**What you should do**
Copy the material below word for word, starting with the line that contains "localize all elements." and going on through the line that contains "colorbar-tick-label: 40 <box>442". Leave any pictures out of your copy.

-- start Available data --

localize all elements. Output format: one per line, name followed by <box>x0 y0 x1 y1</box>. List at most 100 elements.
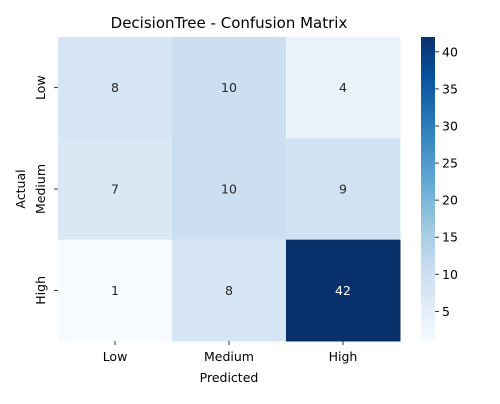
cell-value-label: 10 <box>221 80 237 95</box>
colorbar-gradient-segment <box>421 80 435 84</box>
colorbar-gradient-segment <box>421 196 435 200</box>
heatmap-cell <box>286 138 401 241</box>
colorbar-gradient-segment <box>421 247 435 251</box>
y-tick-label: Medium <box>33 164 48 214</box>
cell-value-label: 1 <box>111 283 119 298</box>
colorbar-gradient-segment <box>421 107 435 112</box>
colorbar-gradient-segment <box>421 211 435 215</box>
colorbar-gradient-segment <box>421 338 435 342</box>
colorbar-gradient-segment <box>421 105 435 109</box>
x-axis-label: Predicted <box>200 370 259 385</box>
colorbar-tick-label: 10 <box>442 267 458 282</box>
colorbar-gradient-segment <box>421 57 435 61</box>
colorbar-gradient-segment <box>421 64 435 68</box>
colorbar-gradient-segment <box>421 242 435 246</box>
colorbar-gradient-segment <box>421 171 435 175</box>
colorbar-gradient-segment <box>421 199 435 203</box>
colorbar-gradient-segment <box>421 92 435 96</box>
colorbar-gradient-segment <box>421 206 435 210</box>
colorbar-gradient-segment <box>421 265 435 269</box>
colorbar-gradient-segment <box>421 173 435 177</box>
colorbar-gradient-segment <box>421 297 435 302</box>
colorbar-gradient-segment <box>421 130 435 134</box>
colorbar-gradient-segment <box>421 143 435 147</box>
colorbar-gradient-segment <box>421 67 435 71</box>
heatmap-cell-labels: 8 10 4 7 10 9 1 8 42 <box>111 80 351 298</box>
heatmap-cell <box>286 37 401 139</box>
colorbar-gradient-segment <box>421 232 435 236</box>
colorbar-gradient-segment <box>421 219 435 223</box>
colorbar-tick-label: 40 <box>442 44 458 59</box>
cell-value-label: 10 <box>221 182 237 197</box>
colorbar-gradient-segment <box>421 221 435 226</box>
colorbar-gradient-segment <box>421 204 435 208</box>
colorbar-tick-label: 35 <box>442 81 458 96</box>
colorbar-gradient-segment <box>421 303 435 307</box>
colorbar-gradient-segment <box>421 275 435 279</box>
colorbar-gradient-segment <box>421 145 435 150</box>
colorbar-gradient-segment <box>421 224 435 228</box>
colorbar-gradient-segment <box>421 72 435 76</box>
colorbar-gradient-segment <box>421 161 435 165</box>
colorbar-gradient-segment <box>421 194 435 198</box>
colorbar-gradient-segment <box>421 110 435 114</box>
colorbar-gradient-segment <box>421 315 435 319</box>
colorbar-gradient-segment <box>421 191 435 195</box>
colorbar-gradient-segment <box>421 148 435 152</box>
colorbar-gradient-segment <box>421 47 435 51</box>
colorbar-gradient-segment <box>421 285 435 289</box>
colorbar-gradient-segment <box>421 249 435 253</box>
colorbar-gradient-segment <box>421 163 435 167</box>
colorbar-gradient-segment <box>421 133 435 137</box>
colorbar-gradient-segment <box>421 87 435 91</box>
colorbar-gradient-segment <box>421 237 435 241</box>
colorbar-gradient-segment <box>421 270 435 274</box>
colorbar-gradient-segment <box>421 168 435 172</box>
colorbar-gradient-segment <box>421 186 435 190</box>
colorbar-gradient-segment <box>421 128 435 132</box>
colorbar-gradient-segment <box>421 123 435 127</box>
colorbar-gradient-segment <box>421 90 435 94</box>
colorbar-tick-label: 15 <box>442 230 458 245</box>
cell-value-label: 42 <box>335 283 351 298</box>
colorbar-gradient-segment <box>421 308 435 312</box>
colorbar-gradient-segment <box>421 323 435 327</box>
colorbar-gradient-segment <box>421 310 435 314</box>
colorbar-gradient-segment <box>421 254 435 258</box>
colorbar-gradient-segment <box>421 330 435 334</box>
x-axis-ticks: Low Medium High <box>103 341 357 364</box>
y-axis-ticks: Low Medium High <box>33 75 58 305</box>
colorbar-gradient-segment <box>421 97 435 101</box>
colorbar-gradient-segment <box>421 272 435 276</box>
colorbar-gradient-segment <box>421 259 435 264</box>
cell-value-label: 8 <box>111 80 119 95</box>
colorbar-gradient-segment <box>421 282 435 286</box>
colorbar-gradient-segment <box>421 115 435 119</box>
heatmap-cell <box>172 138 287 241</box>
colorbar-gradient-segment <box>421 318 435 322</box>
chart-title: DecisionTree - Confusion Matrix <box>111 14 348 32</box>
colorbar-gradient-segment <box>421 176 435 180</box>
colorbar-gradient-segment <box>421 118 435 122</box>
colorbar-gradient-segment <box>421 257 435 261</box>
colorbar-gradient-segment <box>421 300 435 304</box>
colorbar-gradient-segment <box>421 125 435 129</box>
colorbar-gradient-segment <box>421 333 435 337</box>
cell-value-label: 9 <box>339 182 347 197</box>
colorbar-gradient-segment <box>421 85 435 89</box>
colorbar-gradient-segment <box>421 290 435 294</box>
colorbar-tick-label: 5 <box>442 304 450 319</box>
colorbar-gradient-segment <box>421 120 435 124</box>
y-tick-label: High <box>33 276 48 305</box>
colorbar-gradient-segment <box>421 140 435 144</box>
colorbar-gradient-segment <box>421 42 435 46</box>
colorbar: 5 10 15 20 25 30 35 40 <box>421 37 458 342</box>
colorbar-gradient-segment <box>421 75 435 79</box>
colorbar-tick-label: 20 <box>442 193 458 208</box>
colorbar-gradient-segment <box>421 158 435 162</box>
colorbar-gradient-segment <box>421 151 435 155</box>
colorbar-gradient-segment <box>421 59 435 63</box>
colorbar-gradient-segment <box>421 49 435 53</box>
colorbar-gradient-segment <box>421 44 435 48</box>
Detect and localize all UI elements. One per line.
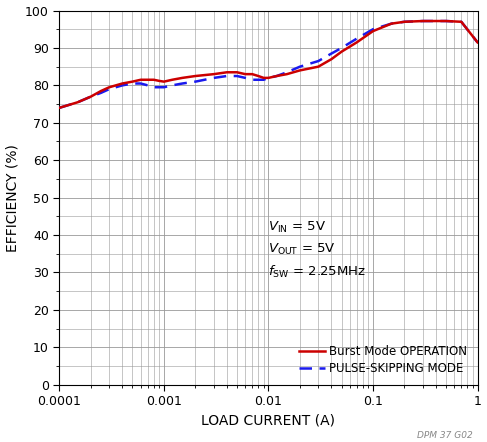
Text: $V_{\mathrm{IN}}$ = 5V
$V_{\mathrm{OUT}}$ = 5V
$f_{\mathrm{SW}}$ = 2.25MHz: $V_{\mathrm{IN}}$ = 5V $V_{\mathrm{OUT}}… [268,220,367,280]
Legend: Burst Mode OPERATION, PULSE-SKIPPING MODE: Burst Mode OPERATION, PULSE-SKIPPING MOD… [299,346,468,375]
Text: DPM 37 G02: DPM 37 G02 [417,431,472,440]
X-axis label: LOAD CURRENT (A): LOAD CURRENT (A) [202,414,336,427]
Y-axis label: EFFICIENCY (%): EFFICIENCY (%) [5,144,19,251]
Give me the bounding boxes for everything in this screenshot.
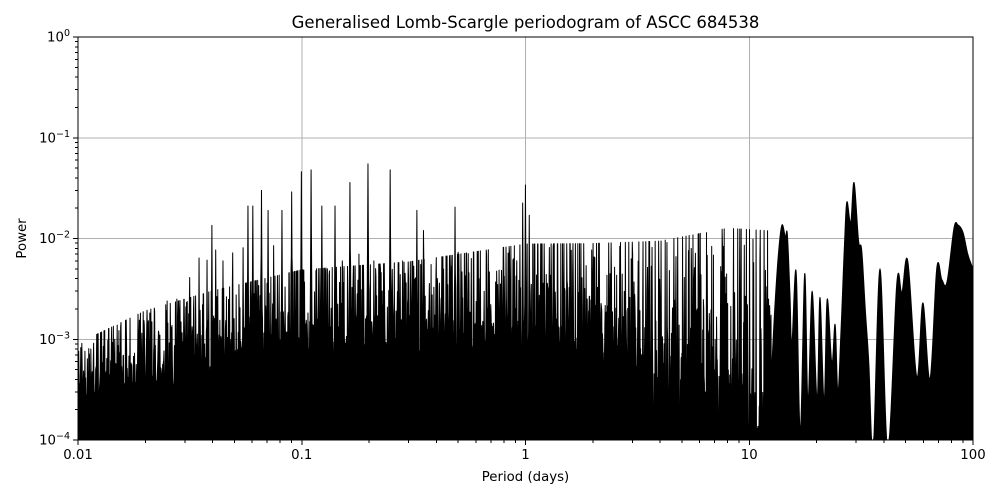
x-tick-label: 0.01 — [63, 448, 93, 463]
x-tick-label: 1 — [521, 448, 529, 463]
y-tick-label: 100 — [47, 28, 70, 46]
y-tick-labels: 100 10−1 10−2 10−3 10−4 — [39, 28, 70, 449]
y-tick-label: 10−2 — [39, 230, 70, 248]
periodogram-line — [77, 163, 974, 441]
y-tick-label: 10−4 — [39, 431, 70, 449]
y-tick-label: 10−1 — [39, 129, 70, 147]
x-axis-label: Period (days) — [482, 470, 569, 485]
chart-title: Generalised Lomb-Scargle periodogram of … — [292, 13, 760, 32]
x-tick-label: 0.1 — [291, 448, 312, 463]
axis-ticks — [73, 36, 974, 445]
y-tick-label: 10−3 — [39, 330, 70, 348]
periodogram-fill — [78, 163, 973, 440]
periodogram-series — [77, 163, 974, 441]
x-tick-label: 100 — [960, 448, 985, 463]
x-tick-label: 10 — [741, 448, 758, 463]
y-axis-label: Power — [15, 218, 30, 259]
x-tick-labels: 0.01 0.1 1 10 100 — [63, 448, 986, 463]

-- end Available data --
-- start Available data --

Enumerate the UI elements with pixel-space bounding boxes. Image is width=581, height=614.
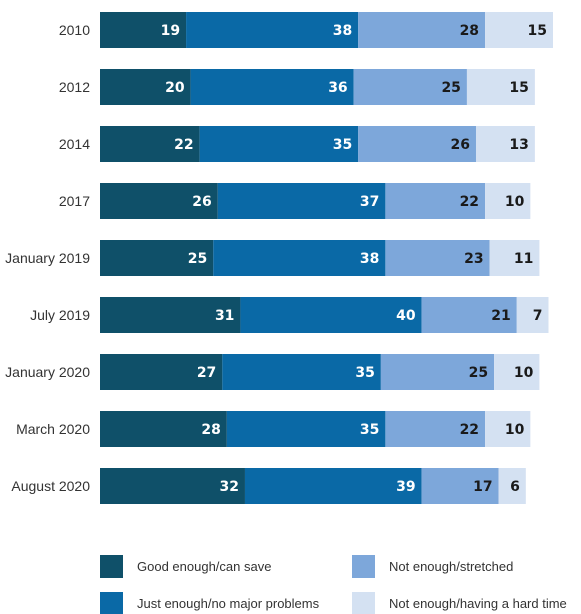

-- end Available data --

**Reply**
localize all elements. Output format: one per line, name followed by <box>x0 y0 x1 y1</box>. List at most 100 elements.
cell-value-label: 10 <box>221 80 237 95</box>
colorbar-gradient-segment <box>421 80 435 84</box>
colorbar-gradient-segment <box>421 196 435 200</box>
heatmap-cell <box>286 138 401 241</box>
colorbar-gradient-segment <box>421 247 435 251</box>
y-tick-label: Medium <box>33 164 48 214</box>
cell-value-label: 1 <box>111 283 119 298</box>
colorbar-gradient-segment <box>421 107 435 112</box>
colorbar-gradient-segment <box>421 211 435 215</box>
colorbar-gradient-segment <box>421 338 435 342</box>
colorbar-gradient-segment <box>421 105 435 109</box>
x-axis-label: Predicted <box>200 370 259 385</box>
colorbar-tick-label: 10 <box>442 267 458 282</box>
colorbar-gradient-segment <box>421 57 435 61</box>
colorbar-gradient-segment <box>421 64 435 68</box>
colorbar-gradient-segment <box>421 242 435 246</box>
colorbar-gradient-segment <box>421 171 435 175</box>
colorbar-gradient-segment <box>421 199 435 203</box>
colorbar-gradient-segment <box>421 92 435 96</box>
colorbar-gradient-segment <box>421 206 435 210</box>
colorbar-gradient-segment <box>421 265 435 269</box>
colorbar-gradient-segment <box>421 173 435 177</box>
colorbar-gradient-segment <box>421 297 435 302</box>
colorbar-gradient-segment <box>421 130 435 134</box>
colorbar-gradient-segment <box>421 143 435 147</box>
colorbar-gradient-segment <box>421 67 435 71</box>
heatmap-cell-labels: 8 10 4 7 10 9 1 8 42 <box>111 80 351 298</box>
heatmap-cell <box>286 37 401 139</box>
colorbar-gradient-segment <box>421 232 435 236</box>
colorbar-gradient-segment <box>421 219 435 223</box>
colorbar-tick-label: 40 <box>442 44 458 59</box>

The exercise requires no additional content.